INSTRUCTION: Some lines of these records may hold the word "威海在西周时期属于莱子国管辖"; state how many, using only the number.
☆ ☆ ☆ ☆ ☆
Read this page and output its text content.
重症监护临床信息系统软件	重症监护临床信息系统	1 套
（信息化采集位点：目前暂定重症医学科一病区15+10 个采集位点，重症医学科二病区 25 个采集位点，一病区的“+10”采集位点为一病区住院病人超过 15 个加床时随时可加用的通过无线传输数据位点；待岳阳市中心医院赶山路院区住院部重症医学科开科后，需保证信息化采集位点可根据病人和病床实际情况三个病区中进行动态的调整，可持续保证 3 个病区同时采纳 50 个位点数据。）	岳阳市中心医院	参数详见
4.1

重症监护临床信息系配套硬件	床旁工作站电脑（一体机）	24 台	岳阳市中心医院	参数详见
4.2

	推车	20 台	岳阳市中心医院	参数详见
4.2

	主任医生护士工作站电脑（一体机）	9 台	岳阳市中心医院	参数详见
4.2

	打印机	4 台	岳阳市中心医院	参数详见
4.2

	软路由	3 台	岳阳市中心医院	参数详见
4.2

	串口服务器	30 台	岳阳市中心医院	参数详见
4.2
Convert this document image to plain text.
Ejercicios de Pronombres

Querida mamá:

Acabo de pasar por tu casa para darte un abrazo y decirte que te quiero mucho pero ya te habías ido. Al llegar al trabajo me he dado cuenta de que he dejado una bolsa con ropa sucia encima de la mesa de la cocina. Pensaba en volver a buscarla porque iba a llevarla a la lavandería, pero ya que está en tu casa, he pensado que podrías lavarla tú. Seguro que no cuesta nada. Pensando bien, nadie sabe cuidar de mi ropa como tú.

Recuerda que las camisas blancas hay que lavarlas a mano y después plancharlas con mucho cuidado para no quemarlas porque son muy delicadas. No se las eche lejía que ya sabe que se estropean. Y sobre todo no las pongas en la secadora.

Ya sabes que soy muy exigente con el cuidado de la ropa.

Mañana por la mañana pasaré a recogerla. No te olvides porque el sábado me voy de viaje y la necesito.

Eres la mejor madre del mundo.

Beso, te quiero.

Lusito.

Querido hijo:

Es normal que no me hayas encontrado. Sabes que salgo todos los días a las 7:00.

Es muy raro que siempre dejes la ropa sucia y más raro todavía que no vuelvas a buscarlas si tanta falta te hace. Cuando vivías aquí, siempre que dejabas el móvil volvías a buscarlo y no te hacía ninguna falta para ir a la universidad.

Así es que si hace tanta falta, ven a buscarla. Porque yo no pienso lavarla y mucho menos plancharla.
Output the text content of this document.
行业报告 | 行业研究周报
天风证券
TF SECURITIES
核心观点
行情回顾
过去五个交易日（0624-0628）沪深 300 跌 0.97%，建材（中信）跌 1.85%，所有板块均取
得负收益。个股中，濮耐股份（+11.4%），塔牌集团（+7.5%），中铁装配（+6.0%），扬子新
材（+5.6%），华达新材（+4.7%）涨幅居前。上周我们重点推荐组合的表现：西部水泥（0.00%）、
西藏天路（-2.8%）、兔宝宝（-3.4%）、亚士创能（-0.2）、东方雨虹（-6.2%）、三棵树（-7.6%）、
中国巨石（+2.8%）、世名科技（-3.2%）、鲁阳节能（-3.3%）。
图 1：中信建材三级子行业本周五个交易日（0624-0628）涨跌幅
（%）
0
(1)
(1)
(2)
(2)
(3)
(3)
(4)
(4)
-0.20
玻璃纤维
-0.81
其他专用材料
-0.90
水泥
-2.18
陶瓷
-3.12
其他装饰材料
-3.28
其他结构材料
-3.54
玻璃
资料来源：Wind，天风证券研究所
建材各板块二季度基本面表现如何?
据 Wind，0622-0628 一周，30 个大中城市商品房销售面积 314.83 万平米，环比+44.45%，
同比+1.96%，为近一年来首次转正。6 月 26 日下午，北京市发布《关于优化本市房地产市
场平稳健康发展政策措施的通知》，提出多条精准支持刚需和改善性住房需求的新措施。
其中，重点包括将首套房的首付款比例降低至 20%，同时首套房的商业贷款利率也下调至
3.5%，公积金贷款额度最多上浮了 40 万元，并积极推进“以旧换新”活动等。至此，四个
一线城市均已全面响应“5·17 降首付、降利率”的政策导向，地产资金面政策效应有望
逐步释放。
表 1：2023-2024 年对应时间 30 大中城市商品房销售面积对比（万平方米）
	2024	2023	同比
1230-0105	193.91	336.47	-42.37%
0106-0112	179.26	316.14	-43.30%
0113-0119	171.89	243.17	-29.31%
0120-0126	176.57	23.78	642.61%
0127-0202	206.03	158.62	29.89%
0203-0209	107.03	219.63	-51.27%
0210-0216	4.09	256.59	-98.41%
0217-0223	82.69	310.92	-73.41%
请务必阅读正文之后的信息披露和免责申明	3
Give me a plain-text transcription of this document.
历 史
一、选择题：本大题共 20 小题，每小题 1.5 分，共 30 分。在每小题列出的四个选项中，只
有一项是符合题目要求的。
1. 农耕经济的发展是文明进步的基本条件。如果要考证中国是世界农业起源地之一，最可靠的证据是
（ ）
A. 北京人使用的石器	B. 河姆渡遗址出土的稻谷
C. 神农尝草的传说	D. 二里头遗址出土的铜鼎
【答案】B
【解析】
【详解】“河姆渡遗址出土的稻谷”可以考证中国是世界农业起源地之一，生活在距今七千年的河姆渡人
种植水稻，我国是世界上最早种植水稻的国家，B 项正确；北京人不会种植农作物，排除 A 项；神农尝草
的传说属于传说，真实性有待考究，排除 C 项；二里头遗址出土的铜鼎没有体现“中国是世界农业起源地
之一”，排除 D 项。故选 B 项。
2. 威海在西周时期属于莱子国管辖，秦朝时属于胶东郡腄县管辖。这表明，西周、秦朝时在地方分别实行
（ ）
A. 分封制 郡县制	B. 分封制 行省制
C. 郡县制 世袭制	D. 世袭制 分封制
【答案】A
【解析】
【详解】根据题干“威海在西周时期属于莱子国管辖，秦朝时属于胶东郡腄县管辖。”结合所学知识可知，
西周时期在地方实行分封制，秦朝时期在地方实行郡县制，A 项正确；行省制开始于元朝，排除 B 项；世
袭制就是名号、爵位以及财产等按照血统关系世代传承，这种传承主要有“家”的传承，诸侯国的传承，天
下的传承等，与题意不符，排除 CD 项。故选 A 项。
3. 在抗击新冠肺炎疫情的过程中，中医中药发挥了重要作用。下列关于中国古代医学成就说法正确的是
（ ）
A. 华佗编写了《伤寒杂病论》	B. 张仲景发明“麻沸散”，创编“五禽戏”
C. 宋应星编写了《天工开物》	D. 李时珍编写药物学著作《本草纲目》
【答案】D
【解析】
☆ ☆ ☆ ☆ ☆
RESULT OF THIS EXERCISE: 2